== GOAL OF THE EXERCISE ==
Transcribe the listing below word for word.

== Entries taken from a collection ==

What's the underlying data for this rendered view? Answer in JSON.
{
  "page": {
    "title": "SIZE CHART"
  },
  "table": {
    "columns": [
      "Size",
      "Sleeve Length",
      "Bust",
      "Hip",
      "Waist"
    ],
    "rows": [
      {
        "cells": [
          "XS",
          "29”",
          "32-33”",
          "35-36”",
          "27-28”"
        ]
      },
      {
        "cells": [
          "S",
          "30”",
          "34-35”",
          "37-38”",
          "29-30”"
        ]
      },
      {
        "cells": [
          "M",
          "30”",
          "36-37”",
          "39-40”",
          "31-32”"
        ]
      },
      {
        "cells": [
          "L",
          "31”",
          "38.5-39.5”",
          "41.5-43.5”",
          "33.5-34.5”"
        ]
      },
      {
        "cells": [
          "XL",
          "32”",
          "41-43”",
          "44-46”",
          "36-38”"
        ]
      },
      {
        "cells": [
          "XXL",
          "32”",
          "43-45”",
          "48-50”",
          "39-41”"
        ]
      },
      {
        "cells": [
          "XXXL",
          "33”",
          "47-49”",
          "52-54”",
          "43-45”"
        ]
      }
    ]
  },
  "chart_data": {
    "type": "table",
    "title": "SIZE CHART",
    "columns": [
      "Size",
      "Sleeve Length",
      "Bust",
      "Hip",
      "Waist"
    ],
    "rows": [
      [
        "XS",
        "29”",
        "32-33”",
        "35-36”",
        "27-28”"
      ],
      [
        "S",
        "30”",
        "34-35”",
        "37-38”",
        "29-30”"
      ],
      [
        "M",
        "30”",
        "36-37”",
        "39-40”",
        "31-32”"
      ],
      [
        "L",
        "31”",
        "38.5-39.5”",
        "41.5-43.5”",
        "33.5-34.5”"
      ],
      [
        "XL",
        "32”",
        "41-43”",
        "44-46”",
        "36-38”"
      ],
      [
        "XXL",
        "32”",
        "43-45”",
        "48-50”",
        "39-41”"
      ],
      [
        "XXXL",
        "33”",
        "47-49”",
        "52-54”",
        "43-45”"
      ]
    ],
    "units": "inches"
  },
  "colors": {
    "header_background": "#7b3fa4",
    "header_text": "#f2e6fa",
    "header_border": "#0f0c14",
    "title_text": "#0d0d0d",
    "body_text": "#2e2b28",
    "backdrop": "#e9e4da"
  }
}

== OUTPUT OF THE TASK ==
What's the underlying data for this rendered view? Answer in JSON.
{
  "page": {
    "title": "SIZE CHART"
  },
  "table": {
    "columns": [
      "Size",
      "Sleeve Length",
      "Bust",
      "Hip",
      "Waist"
    ],
    "rows": [
      {
        "cells": [
          "XS",
          "29”",
          "32-33”",
          "35-36”",
          "27-28”"
        ]
      },
      {
        "cells": [
          "S",
          "30”",
          "34-35”",
          "37-38”",
          "29-30”"
        ]
      },
      {
        "cells": [
          "M",
          "30”",
          "36-37”",
          "39-40”",
          "31-32”"
        ]
      },
      {
        "cells": [
          "L",
          "31”",
          "38.5-39.5”",
          "41.5-43.5”",
          "33.5-34.5”"
        ]
      },
      {
        "cells": [
          "XL",
          "32”",
          "41-43”",
          "44-46”",
          "36-38”"
        ]
      },
      {
        "cells": [
          "XXL",
          "32”",
          "43-45”",
          "48-50”",
          "39-41”"
        ]
      },
      {
        "cells": [
          "XXXL",
          "33”",
          "47-49”",
          "52-54”",
          "43-45”"
        ]
      }
    ]
  },
  "chart_data": {
    "type": "table",
    "title": "SIZE CHART",
    "columns": [
      "Size",
      "Sleeve Length",
      "Bust",
      "Hip",
      "Waist"
    ],
    "rows": [
      [
        "XS",
        "29”",
        "32-33”",
        "35-36”",
        "27-28”"
      ],
      [
        "S",
        "30”",
        "34-35”",
        "37-38”",
        "29-30”"
      ],
      [
        "M",
        "30”",
        "36-37”",
        "39-40”",
        "31-32”"
      ],
      [
        "L",
        "31”",
        "38.5-39.5”",
        "41.5-43.5”",
        "33.5-34.5”"
      ],
      [
        "XL",
        "32”",
        "41-43”",
        "44-46”",
        "36-38”"
      ],
      [
        "XXL",
        "32”",
        "43-45”",
        "48-50”",
        "39-41”"
      ],
      [
        "XXXL",
        "33”",
        "47-49”",
        "52-54”",
        "43-45”"
      ]
    ],
    "units": "inches"
  },
  "colors": {
    "header_background": "#7b3fa4",
    "header_text": "#f2e6fa",
    "header_border": "#0f0c14",
    "title_text": "#0d0d0d",
    "body_text": "#2e2b28",
    "backdrop": "#e9e4da"
  }
}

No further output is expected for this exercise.